GOAL:
Below is a set of records; restate each one word for word.

DATASET:

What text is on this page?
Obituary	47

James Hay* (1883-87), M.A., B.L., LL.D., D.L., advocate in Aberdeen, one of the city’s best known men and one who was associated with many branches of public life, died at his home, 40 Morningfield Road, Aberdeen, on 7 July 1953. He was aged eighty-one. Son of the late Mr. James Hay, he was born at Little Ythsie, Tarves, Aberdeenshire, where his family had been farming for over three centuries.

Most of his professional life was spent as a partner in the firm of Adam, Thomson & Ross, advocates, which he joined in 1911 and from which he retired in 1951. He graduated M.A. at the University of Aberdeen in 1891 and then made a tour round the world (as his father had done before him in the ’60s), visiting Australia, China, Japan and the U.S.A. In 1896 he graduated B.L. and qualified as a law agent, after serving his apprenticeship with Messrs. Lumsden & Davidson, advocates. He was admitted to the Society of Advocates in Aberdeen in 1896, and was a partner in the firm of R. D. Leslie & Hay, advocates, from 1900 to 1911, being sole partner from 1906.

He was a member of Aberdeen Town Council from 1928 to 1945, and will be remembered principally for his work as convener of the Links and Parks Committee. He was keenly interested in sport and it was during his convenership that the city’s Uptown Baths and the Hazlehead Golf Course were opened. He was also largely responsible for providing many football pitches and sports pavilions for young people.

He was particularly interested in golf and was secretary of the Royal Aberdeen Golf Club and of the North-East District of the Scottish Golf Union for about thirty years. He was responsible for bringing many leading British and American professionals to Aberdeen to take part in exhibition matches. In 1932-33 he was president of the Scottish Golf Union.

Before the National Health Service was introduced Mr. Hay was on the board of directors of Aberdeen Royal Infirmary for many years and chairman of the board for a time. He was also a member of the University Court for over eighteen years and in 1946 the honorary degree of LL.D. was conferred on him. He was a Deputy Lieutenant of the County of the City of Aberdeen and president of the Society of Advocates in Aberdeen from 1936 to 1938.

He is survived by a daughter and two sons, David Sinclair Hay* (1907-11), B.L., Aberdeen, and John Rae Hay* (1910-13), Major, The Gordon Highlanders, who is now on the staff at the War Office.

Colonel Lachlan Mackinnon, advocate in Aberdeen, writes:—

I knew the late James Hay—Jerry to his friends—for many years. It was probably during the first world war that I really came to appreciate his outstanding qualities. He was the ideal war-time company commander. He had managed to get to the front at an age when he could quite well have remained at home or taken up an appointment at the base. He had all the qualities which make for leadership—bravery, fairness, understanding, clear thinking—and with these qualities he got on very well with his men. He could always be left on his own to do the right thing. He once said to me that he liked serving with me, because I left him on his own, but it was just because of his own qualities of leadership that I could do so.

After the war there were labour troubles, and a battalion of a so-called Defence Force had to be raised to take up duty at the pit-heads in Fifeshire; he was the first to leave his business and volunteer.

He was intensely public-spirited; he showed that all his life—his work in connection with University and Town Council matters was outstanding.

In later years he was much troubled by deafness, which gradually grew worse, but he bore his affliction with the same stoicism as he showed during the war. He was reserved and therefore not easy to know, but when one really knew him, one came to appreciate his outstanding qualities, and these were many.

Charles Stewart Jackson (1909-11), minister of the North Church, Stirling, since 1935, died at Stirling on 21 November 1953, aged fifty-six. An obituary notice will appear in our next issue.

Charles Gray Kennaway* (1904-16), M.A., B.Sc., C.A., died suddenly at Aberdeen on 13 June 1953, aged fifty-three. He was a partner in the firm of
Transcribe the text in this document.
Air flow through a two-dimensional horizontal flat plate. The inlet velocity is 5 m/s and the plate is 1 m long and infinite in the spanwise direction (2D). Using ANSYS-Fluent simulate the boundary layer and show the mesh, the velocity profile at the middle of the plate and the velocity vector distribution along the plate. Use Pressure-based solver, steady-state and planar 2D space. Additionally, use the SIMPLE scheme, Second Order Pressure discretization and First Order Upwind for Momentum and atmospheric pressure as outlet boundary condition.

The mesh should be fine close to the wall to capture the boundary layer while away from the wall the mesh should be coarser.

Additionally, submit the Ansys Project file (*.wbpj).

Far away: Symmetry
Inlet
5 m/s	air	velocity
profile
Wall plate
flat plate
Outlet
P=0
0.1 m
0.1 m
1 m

RESPONSE BELOW:
What text is on this page?
Obituary	47

James Hay* (1883-87), M.A., B.L., LL.D., D.L., advocate in Aberdeen, one of the city’s best known men and one who was associated with many branches of public life, died at his home, 40 Morningfield Road, Aberdeen, on 7 July 1953. He was aged eighty-one. Son of the late Mr. James Hay, he was born at Little Ythsie, Tarves, Aberdeenshire, where his family had been farming for over three centuries.

Most of his professional life was spent as a partner in the firm of Adam, Thomson & Ross, advocates, which he joined in 1911 and from which he retired in 1951. He graduated M.A. at the University of Aberdeen in 1891 and then made a tour round the world (as his father had done before him in the ’60s), visiting Australia, China, Japan and the U.S.A. In 1896 he graduated B.L. and qualified as a law agent, after serving his apprenticeship with Messrs. Lumsden & Davidson, advocates. He was admitted to the Society of Advocates in Aberdeen in 1896, and was a partner in the firm of R. D. Leslie & Hay, advocates, from 1900 to 1911, being sole partner from 1906.

He was a member of Aberdeen Town Council from 1928 to 1945, and will be remembered principally for his work as convener of the Links and Parks Committee. He was keenly interested in sport and it was during his convenership that the city’s Uptown Baths and the Hazlehead Golf Course were opened. He was also largely responsible for providing many football pitches and sports pavilions for young people.

He was particularly interested in golf and was secretary of the Royal Aberdeen Golf Club and of the North-East District of the Scottish Golf Union for about thirty years. He was responsible for bringing many leading British and American professionals to Aberdeen to take part in exhibition matches. In 1932-33 he was president of the Scottish Golf Union.

Before the National Health Service was introduced Mr. Hay was on the board of directors of Aberdeen Royal Infirmary for many years and chairman of the board for a time. He was also a member of the University Court for over eighteen years and in 1946 the honorary degree of LL.D. was conferred on him. He was a Deputy Lieutenant of the County of the City of Aberdeen and president of the Society of Advocates in Aberdeen from 1936 to 1938.

He is survived by a daughter and two sons, David Sinclair Hay* (1907-11), B.L., Aberdeen, and John Rae Hay* (1910-13), Major, The Gordon Highlanders, who is now on the staff at the War Office.

Colonel Lachlan Mackinnon, advocate in Aberdeen, writes:—

I knew the late James Hay—Jerry to his friends—for many years. It was probably during the first world war that I really came to appreciate his outstanding qualities. He was the ideal war-time company commander. He had managed to get to the front at an age when he could quite well have remained at home or taken up an appointment at the base. He had all the qualities which make for leadership—bravery, fairness, understanding, clear thinking—and with these qualities he got on very well with his men. He could always be left on his own to do the right thing. He once said to me that he liked serving with me, because I left him on his own, but it was just because of his own qualities of leadership that I could do so.

After the war there were labour troubles, and a battalion of a so-called Defence Force had to be raised to take up duty at the pit-heads in Fifeshire; he was the first to leave his business and volunteer.

He was intensely public-spirited; he showed that all his life—his work in connection with University and Town Council matters was outstanding.

In later years he was much troubled by deafness, which gradually grew worse, but he bore his affliction with the same stoicism as he showed during the war. He was reserved and therefore not easy to know, but when one really knew him, one came to appreciate his outstanding qualities, and these were many.

Charles Stewart Jackson (1909-11), minister of the North Church, Stirling, since 1935, died at Stirling on 21 November 1953, aged fifty-six. An obituary notice will appear in our next issue.

Charles Gray Kennaway* (1904-16), M.A., B.Sc., C.A., died suddenly at Aberdeen on 13 June 1953, aged fifty-three. He was a partner in the firm of
Transcribe the text in this document.
Air flow through a two-dimensional horizontal flat plate. The inlet velocity is 5 m/s and the plate is 1 m long and infinite in the spanwise direction (2D). Using ANSYS-Fluent simulate the boundary layer and show the mesh, the velocity profile at the middle of the plate and the velocity vector distribution along the plate. Use Pressure-based solver, steady-state and planar 2D space. Additionally, use the SIMPLE scheme, Second Order Pressure discretization and First Order Upwind for Momentum and atmospheric pressure as outlet boundary condition.

The mesh should be fine close to the wall to capture the boundary layer while away from the wall the mesh should be coarser.

Additionally, submit the Ansys Project file (*.wbpj).

Far away: Symmetry
Inlet
5 m/s	air	velocity
profile
Wall plate
flat plate
Outlet
P=0
0.1 m
0.1 m
1 m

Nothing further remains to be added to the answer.